● Aim of the task
Go through the material below and copy each line where the word "Keratitis" appears.

Records from a dataset
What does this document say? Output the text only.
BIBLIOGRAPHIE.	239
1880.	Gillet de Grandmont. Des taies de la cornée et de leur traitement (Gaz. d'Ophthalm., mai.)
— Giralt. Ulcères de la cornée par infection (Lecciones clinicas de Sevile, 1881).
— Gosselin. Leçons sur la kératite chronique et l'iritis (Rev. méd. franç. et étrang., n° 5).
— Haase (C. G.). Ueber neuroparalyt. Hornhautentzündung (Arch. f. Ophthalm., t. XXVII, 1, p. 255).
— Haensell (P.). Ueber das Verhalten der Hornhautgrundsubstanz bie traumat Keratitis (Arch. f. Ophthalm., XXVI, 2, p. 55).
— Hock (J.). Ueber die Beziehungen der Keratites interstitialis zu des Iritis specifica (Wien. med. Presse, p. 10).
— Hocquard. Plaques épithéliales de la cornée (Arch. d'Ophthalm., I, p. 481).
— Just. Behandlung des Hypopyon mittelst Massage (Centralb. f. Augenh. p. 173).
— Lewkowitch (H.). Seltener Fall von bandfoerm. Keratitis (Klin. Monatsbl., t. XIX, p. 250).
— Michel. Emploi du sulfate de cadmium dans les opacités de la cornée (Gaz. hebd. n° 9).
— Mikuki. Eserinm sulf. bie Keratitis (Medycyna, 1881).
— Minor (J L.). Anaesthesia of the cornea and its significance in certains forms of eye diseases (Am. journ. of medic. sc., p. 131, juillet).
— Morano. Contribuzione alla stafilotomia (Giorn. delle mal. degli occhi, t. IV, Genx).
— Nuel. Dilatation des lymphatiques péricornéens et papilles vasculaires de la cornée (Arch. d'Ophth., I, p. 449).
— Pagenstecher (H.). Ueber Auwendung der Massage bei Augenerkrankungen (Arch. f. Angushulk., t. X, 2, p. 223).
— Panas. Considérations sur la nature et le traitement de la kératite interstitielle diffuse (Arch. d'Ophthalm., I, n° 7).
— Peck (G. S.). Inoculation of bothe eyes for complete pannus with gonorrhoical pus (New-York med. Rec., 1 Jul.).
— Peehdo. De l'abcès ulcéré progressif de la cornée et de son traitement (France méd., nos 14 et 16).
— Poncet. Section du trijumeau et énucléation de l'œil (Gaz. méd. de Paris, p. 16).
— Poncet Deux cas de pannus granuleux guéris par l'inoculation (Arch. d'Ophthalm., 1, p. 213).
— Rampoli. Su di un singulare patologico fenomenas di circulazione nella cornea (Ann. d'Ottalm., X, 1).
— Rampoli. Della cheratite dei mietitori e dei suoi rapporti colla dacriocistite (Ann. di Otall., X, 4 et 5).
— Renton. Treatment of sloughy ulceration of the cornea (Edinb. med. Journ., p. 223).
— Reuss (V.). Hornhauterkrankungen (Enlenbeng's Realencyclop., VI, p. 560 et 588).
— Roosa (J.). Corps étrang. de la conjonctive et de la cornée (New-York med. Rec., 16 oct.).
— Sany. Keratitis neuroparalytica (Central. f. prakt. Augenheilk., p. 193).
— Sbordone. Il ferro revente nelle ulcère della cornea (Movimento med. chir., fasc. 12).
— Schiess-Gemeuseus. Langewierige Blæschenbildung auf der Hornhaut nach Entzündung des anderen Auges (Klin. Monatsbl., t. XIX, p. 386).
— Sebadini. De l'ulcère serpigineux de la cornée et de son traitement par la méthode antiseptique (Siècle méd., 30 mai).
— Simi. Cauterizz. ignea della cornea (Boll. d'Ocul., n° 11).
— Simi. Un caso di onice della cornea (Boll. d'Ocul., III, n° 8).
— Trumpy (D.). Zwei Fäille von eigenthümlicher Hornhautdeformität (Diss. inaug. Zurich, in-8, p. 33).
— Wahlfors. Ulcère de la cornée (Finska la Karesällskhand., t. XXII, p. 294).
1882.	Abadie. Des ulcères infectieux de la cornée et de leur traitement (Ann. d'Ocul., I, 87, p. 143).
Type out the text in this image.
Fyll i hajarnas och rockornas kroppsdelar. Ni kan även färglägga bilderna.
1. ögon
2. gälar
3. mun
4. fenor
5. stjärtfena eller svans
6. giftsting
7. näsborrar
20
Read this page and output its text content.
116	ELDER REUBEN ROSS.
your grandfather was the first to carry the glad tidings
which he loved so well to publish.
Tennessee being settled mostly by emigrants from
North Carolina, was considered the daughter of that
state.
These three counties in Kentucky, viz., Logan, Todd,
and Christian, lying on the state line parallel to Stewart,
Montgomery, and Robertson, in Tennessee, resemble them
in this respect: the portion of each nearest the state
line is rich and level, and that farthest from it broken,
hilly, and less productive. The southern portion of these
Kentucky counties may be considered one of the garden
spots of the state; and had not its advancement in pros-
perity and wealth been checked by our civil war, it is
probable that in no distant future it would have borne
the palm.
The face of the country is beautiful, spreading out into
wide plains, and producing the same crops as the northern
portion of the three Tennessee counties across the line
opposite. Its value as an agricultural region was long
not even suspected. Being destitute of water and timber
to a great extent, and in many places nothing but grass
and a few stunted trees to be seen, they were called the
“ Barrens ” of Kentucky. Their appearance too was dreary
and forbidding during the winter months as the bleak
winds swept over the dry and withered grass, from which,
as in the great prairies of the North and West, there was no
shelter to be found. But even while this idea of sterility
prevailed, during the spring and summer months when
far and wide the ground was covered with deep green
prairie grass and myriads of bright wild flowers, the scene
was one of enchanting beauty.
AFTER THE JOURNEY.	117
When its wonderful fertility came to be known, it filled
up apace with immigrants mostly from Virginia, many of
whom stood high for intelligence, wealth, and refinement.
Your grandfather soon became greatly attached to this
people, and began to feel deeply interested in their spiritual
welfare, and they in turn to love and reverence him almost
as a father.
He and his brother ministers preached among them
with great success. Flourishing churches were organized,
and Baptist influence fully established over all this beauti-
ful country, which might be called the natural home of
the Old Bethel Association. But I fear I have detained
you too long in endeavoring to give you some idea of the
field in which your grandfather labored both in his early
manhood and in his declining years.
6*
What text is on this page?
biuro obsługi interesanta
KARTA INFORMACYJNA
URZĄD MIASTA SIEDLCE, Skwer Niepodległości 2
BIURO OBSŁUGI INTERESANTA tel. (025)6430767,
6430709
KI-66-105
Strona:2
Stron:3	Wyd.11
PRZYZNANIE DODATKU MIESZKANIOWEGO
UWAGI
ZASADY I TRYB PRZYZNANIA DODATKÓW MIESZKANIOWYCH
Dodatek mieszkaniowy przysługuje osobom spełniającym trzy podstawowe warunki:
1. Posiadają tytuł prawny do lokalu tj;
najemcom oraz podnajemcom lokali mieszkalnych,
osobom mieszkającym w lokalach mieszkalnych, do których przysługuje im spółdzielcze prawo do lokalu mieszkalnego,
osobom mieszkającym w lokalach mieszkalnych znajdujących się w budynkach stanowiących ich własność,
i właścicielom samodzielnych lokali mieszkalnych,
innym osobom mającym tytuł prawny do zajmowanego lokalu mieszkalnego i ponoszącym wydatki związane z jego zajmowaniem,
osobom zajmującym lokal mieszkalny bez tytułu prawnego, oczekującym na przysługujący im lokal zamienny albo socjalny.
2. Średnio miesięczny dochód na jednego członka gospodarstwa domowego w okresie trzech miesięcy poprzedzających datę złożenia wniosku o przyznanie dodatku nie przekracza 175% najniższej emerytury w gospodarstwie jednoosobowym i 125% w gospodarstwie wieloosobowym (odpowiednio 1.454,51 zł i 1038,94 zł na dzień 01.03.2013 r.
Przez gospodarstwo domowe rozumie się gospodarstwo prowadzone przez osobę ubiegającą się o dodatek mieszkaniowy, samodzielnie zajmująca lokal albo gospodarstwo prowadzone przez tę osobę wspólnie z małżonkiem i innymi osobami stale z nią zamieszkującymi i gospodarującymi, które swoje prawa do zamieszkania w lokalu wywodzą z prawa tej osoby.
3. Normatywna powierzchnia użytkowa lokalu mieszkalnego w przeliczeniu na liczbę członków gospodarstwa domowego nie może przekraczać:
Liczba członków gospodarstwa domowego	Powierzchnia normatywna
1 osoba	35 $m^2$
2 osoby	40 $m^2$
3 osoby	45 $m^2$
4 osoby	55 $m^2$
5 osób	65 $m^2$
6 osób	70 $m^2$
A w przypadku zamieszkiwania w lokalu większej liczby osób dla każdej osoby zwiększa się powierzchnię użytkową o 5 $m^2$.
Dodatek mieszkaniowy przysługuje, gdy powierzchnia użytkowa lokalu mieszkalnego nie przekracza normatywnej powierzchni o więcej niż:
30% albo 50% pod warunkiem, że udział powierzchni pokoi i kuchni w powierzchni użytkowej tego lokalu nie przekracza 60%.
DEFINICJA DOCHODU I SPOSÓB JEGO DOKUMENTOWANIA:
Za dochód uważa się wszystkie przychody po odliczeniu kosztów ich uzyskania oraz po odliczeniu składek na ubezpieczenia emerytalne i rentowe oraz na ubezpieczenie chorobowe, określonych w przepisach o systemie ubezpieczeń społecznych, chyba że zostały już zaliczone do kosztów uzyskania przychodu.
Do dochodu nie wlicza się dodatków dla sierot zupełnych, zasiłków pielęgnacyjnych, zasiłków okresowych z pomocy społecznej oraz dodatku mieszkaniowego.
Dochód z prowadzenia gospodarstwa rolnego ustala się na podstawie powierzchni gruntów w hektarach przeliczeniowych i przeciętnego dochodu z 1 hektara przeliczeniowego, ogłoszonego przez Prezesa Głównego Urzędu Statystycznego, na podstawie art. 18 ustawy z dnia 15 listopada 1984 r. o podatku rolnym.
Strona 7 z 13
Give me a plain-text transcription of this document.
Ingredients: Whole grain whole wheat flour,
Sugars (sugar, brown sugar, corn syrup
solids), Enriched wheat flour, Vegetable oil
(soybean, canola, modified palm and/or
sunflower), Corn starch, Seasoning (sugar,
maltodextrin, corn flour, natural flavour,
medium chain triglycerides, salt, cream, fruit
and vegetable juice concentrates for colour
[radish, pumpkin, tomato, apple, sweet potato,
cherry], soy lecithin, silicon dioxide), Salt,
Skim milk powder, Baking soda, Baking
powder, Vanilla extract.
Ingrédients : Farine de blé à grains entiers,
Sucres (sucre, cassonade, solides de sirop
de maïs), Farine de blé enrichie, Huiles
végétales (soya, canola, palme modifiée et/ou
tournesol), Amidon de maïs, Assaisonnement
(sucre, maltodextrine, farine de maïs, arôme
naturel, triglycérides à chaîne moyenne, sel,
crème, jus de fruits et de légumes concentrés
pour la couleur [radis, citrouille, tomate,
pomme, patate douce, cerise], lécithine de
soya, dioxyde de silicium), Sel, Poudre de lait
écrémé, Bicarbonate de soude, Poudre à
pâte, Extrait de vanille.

● The answer
— Haensell (P.). Ueber das Verhalten der Hornhautgrundsubstanz bie traumat Keratitis (Arch. f. Ophthalm., XXVI, 2, p. 55).
— Lewkowitch (H.). Seltener Fall von bandfoerm. Keratitis (Klin. Monatsbl., t. XIX, p. 250).
— Mikuki. Eserinm sulf. bie Keratitis (Medycyna, 1881).
— Sany. Keratitis neuroparalytica (Central. f. prakt. Augenheilk., p. 193).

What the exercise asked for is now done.